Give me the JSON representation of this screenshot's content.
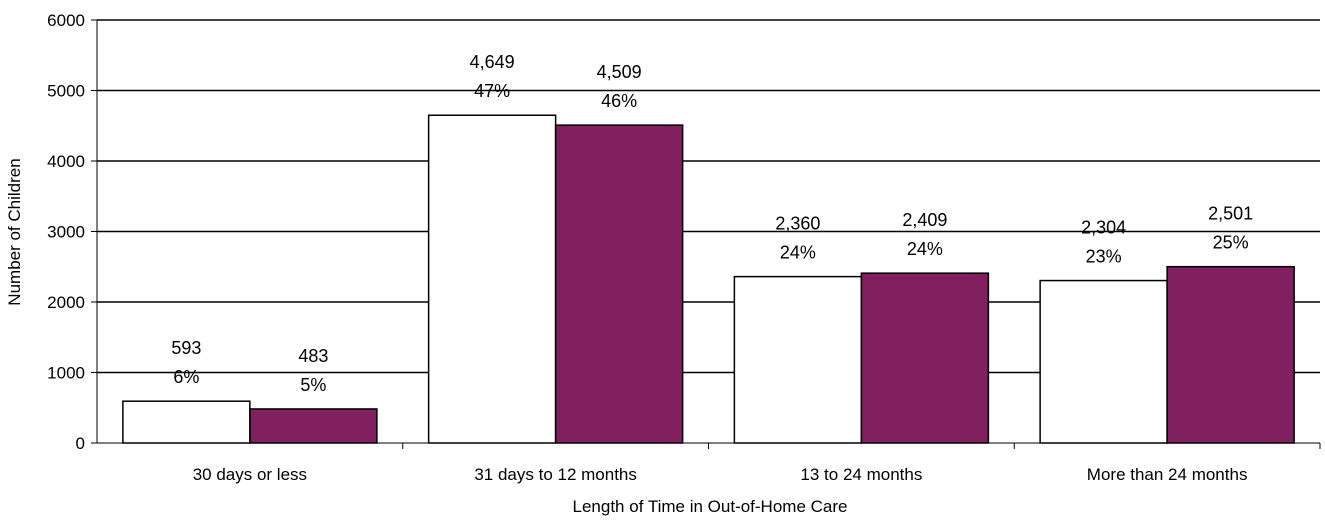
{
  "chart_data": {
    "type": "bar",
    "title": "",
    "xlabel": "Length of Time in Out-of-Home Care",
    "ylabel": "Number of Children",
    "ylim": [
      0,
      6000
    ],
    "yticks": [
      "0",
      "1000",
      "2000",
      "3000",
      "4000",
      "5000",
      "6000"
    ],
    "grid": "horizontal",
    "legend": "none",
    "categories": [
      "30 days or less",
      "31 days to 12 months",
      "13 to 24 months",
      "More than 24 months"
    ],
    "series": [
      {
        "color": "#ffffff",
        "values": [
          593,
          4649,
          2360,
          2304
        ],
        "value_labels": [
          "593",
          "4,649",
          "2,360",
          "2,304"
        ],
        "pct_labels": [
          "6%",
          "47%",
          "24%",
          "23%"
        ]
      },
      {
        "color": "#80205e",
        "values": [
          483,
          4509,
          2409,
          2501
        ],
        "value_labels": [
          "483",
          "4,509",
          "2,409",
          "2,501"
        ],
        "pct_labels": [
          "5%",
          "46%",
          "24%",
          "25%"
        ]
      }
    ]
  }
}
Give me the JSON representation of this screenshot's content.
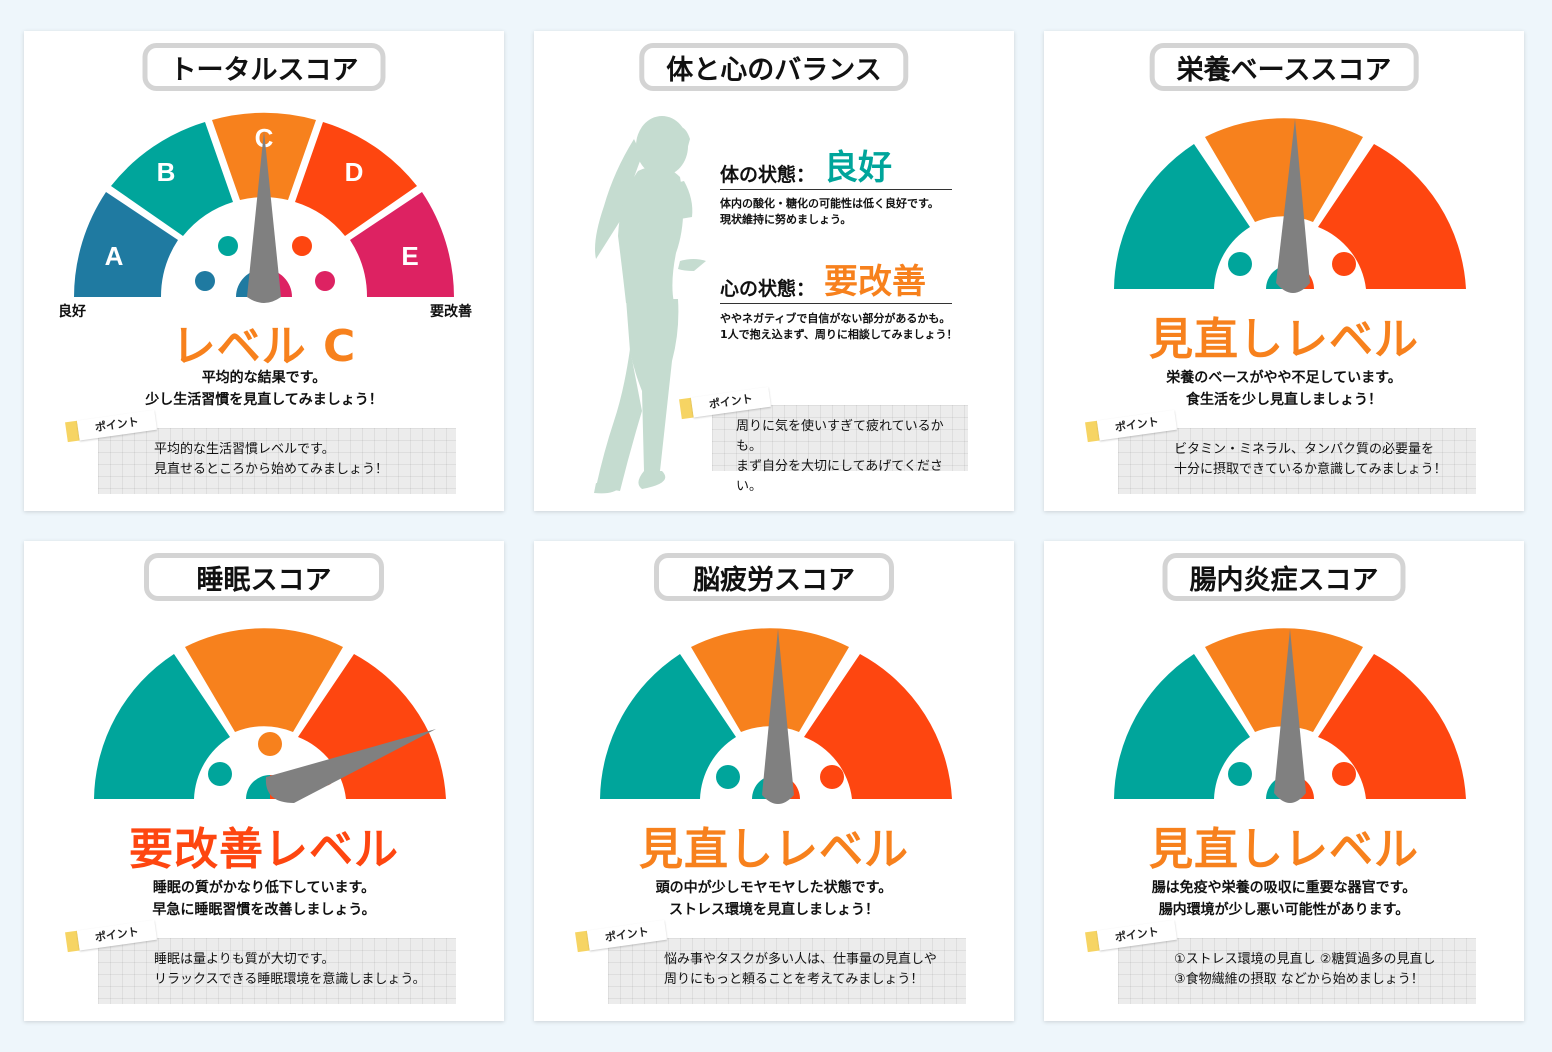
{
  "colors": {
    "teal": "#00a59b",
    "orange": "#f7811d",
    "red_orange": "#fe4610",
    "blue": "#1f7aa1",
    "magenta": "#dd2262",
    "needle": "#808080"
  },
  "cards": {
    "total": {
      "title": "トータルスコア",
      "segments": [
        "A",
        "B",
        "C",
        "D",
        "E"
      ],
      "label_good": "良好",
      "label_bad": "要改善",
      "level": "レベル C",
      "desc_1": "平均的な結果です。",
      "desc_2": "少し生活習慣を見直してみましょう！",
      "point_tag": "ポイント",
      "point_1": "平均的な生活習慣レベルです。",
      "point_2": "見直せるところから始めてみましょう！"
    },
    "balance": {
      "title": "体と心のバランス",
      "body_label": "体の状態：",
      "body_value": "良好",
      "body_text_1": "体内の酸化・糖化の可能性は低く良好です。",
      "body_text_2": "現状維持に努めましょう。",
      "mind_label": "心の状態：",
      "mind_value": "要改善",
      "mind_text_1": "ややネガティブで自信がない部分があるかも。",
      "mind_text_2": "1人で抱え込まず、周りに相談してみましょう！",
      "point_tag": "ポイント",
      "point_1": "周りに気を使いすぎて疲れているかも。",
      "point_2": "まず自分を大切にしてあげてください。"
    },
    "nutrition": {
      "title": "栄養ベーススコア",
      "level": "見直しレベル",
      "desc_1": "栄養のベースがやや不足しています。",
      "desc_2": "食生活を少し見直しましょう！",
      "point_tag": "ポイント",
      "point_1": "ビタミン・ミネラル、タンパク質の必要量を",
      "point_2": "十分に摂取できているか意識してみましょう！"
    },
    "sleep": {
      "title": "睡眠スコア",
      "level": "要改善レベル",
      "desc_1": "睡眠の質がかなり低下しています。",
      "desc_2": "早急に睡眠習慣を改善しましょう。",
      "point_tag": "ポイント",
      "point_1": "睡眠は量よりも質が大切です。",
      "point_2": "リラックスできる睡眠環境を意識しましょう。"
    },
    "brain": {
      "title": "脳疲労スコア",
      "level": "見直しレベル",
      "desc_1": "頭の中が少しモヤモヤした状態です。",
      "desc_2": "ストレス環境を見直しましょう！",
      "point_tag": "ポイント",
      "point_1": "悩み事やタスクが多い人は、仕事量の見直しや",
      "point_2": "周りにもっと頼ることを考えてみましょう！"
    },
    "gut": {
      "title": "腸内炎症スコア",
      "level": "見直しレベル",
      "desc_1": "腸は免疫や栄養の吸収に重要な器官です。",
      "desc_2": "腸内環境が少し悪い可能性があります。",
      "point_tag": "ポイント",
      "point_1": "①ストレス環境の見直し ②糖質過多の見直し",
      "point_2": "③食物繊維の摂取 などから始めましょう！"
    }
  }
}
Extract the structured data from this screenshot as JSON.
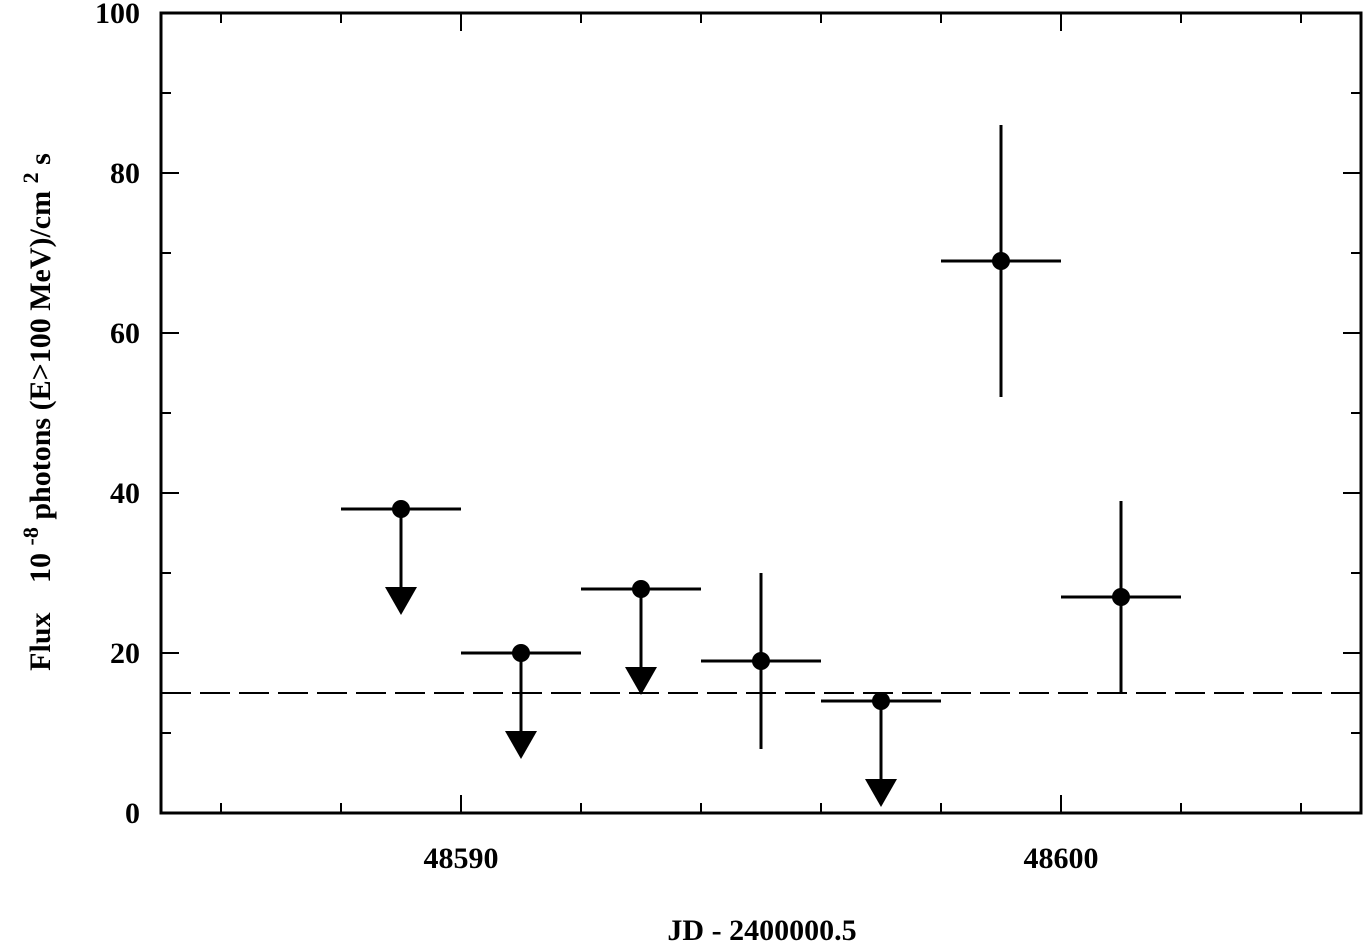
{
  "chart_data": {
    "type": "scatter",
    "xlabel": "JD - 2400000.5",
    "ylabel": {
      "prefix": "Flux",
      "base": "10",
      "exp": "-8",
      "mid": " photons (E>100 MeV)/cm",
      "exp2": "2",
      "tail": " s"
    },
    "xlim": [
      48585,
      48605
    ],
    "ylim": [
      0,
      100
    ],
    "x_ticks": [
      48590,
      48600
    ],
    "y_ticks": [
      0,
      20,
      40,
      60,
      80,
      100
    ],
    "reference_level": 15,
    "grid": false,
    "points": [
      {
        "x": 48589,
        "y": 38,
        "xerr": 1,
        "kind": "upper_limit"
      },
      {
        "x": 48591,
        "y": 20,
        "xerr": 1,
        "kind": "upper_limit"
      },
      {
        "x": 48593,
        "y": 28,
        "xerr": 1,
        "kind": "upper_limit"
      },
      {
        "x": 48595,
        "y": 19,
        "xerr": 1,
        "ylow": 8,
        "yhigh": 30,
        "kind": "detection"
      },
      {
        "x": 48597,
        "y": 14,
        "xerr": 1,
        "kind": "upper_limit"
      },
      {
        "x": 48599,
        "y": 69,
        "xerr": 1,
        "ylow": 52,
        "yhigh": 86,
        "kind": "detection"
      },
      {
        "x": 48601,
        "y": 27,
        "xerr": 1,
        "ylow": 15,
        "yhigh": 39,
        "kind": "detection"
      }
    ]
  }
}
▬▬▬▬▬▬
◆ Work required
Leaving aside the images, write out the entries above word for word.

◆ Expected answer
Give me the JSON representation of this screenshot's content.
{
  "chart_data": {
    "type": "bar",
    "title": "",
    "xlabel": "Length of Time in Out-of-Home Care",
    "ylabel": "Number of Children",
    "ylim": [
      0,
      6000
    ],
    "yticks": [
      "0",
      "1000",
      "2000",
      "3000",
      "4000",
      "5000",
      "6000"
    ],
    "grid": "horizontal",
    "legend": "none",
    "categories": [
      "30 days or less",
      "31 days to 12 months",
      "13 to 24 months",
      "More than 24 months"
    ],
    "series": [
      {
        "color": "#ffffff",
        "values": [
          593,
          4649,
          2360,
          2304
        ],
        "value_labels": [
          "593",
          "4,649",
          "2,360",
          "2,304"
        ],
        "pct_labels": [
          "6%",
          "47%",
          "24%",
          "23%"
        ]
      },
      {
        "color": "#80205e",
        "values": [
          483,
          4509,
          2409,
          2501
        ],
        "value_labels": [
          "483",
          "4,509",
          "2,409",
          "2,501"
        ],
        "pct_labels": [
          "5%",
          "46%",
          "24%",
          "25%"
        ]
      }
    ]
  }
}
Give me the JSON representation of this screenshot's content.
{
  "colors": {
    "teal": "#00a59b",
    "orange": "#f7811d",
    "red_orange": "#fe4610",
    "blue": "#1f7aa1",
    "magenta": "#dd2262",
    "needle": "#808080"
  },
  "cards": {
    "total": {
      "title": "トータルスコア",
      "segments": [
        "A",
        "B",
        "C",
        "D",
        "E"
      ],
      "label_good": "良好",
      "label_bad": "要改善",
      "level": "レベル C",
      "desc_1": "平均的な結果です。",
      "desc_2": "少し生活習慣を見直してみましょう！",
      "point_tag": "ポイント",
      "point_1": "平均的な生活習慣レベルです。",
      "point_2": "見直せるところから始めてみましょう！"
    },
    "balance": {
      "title": "体と心のバランス",
      "body_label": "体の状態：",
      "body_value": "良好",
      "body_text_1": "体内の酸化・糖化の可能性は低く良好です。",
      "body_text_2": "現状維持に努めましょう。",
      "mind_label": "心の状態：",
      "mind_value": "要改善",
      "mind_text_1": "ややネガティブで自信がない部分があるかも。",
      "mind_text_2": "1人で抱え込まず、周りに相談してみましょう！",
      "point_tag": "ポイント",
      "point_1": "周りに気を使いすぎて疲れているかも。",
      "point_2": "まず自分を大切にしてあげてください。"
    },
    "nutrition": {
      "title": "栄養ベーススコア",
      "level": "見直しレベル",
      "desc_1": "栄養のベースがやや不足しています。",
      "desc_2": "食生活を少し見直しましょう！",
      "point_tag": "ポイント",
      "point_1": "ビタミン・ミネラル、タンパク質の必要量を",
      "point_2": "十分に摂取できているか意識してみましょう！"
    },
    "sleep": {
      "title": "睡眠スコア",
      "level": "要改善レベル",
      "desc_1": "睡眠の質がかなり低下しています。",
      "desc_2": "早急に睡眠習慣を改善しましょう。",
      "point_tag": "ポイント",
      "point_1": "睡眠は量よりも質が大切です。",
      "point_2": "リラックスできる睡眠環境を意識しましょう。"
    },
    "brain": {
      "title": "脳疲労スコア",
      "level": "見直しレベル",
      "desc_1": "頭の中が少しモヤモヤした状態です。",
      "desc_2": "ストレス環境を見直しましょう！",
      "point_tag": "ポイント",
      "point_1": "悩み事やタスクが多い人は、仕事量の見直しや",
      "point_2": "周りにもっと頼ることを考えてみましょう！"
    },
    "gut": {
      "title": "腸内炎症スコア",
      "level": "見直しレベル",
      "desc_1": "腸は免疫や栄養の吸収に重要な器官です。",
      "desc_2": "腸内環境が少し悪い可能性があります。",
      "point_tag": "ポイント",
      "point_1": "①ストレス環境の見直し ②糖質過多の見直し",
      "point_2": "③食物繊維の摂取 などから始めましょう！"
    }
  }
}
Extract the structured data from this screenshot as JSON.
{
  "chart_data": {
    "type": "scatter",
    "xlabel": "JD - 2400000.5",
    "ylabel": {
      "prefix": "Flux",
      "base": "10",
      "exp": "-8",
      "mid": " photons (E>100 MeV)/cm",
      "exp2": "2",
      "tail": " s"
    },
    "xlim": [
      48585,
      48605
    ],
    "ylim": [
      0,
      100
    ],
    "x_ticks": [
      48590,
      48600
    ],
    "y_ticks": [
      0,
      20,
      40,
      60,
      80,
      100
    ],
    "reference_level": 15,
    "grid": false,
    "points": [
      {
        "x": 48589,
        "y": 38,
        "xerr": 1,
        "kind": "upper_limit"
      },
      {
        "x": 48591,
        "y": 20,
        "xerr": 1,
        "kind": "upper_limit"
      },
      {
        "x": 48593,
        "y": 28,
        "xerr": 1,
        "kind": "upper_limit"
      },
      {
        "x": 48595,
        "y": 19,
        "xerr": 1,
        "ylow": 8,
        "yhigh": 30,
        "kind": "detection"
      },
      {
        "x": 48597,
        "y": 14,
        "xerr": 1,
        "kind": "upper_limit"
      },
      {
        "x": 48599,
        "y": 69,
        "xerr": 1,
        "ylow": 52,
        "yhigh": 86,
        "kind": "detection"
      },
      {
        "x": 48601,
        "y": 27,
        "xerr": 1,
        "ylow": 15,
        "yhigh": 39,
        "kind": "detection"
      }
    ]
  }
}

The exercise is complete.